Task requirements.
**a)** Repeat the passage of the Medicare column below from "And irony died." to "accepting those cuts.".
**b)** According to the Medicare column, what position does Paul Ryan hold?
**c)** List every person mentioned by name in the Medicare column.

Supplied text.

════════════════

PAUL KRUGMAN, NYTimes Editorial Columnist: “Don’t cut Medicare. The reform bills passed by the House and Senate cut Medicare by approximately $500 billion. This is wrong.” So declared Newt Gingrich, the former speaker of the House, in a recent op-ed article written with John Goodman, the president of the National Center for Policy Analysis.
And irony died.
Now, Mr. Gingrich was just repeating the current party line. Furious denunciations of any effort to seek cost savings in Medicare — death panels! — have been central to Republican efforts to demonize health reform. What’s amazing, however, is that they’re getting away with it.
Why is this amazing? It’s not just the fact that Republicans are now posing as staunch defenders of a program they have hated ever since the days when Ronald Reagan warned that Medicare would destroy America’s freedom. Nor is it even the fact that, as House speaker, Mr. Gingrich personally tried to ram through deep cuts in Medicare — and, in 1995, went so far as to shut down the federal government in an attempt to bully Bill Clinton into accepting those cuts.
After all, you could explain this about-face by supposing that Republicans have had a change of heart, that they have finally realized just how much good Medicare does. And if you believe that, I’ve got some mortgage-backed securities you might want to buy.
No, what’s truly mind-boggling is this: Even as Republicans denounce modest proposals to rein in Medicare’s rising costs, they are, themselves, seeking to dismantle the whole program. And the process of dismantling would begin with spending cuts of about $650 billion over the next decade. Math is hard, but I do believe that’s more than the roughly $400 billion (not $500 billion) in Medicare savings projected for the Democratic health bills.
What I’m talking about here is the “Roadmap for America’s Future,” the budget plan recently released by Representative Paul Ryan, the ranking Republican member of the House Budget Committee. Other leading Republicans have been bobbing and weaving on the official status of this proposal, but it’s pretty clear that Mr. Ryan’s vision does, in fact, represent what the G.O.P. would try to do if it returns to power.

════════════════

The data.
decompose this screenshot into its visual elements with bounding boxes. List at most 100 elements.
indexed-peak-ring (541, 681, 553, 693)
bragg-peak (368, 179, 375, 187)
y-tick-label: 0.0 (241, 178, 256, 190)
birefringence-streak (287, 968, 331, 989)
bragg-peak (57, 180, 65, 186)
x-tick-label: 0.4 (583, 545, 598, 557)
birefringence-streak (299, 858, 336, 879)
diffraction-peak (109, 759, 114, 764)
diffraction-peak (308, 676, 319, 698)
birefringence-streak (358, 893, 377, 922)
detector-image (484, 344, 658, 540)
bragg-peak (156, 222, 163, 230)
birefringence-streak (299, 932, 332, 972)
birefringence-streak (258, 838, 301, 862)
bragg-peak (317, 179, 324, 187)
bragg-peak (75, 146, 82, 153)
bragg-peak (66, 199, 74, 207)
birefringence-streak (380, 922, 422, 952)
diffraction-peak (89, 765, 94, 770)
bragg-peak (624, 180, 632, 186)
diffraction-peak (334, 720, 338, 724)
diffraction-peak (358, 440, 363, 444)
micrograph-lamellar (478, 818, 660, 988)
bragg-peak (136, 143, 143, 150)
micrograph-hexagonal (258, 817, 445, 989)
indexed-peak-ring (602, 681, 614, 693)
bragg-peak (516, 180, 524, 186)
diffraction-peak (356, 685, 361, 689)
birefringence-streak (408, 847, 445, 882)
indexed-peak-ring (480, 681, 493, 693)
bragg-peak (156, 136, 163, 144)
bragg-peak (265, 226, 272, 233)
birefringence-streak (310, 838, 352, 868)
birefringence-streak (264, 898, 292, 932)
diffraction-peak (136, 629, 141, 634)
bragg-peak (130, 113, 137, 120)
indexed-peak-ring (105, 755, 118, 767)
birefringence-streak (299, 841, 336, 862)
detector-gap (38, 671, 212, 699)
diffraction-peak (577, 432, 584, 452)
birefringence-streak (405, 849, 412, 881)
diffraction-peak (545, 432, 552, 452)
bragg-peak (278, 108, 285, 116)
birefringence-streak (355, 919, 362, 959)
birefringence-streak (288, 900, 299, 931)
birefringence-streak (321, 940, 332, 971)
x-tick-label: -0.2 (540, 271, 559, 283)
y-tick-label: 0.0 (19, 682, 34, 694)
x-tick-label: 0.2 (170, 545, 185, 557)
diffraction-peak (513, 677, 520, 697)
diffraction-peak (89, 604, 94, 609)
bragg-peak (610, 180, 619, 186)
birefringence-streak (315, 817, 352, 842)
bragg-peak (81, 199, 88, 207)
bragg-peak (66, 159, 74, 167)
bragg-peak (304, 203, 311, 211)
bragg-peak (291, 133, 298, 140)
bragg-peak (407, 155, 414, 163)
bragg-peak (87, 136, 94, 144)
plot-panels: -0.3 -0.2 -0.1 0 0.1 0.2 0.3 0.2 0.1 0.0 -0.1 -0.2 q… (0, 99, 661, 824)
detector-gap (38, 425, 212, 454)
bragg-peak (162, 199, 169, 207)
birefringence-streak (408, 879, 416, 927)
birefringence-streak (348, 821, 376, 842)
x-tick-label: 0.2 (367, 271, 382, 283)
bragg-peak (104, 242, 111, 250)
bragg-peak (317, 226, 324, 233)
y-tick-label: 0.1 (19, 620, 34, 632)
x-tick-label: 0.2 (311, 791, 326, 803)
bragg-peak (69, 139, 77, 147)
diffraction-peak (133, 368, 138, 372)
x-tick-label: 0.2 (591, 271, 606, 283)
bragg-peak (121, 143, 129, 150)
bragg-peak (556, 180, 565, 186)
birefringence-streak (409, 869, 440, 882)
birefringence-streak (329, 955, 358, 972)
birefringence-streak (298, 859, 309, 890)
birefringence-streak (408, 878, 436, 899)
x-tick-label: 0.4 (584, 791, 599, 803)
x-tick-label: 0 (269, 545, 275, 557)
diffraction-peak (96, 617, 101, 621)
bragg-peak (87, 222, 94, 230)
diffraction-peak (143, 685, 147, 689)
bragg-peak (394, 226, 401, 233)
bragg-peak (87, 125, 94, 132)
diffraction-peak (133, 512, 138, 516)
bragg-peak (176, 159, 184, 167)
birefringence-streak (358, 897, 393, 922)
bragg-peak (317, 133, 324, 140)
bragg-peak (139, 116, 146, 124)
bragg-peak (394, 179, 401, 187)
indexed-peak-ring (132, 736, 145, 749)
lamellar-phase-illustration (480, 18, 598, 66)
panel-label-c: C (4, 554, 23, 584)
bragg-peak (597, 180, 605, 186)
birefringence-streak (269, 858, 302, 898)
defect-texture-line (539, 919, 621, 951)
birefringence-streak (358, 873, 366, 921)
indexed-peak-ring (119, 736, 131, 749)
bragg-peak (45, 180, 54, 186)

════════════════

Responses to the tasks.
**a)**
And irony died.
Now, Mr. Gingrich was just repeating the current party line. Furious denunciations of any effort to seek cost savings in Medicare — death panels! — have been central to Republican efforts to demonize health reform. What’s amazing, however, is that they’re getting away with it.
Why is this amazing? It’s not just the fact that Republicans are now posing as staunch defenders of a program they have hated ever since the days when Ronald Reagan warned that Medicare would destroy America’s freedom. Nor is it even the fact that, as House speaker, Mr. Gingrich personally tried to ram through deep cuts in Medicare — and, in 1995, went so far as to shut down the federal government in an attempt to bully Bill Clinton into accepting those cuts.

**b)** He is the ranking Republican member of the House Budget Committee.

**c)**
Paul Krugman
Newt Gingrich
John Goodman
Ronald Reagan
Bill Clinton
Paul Ryan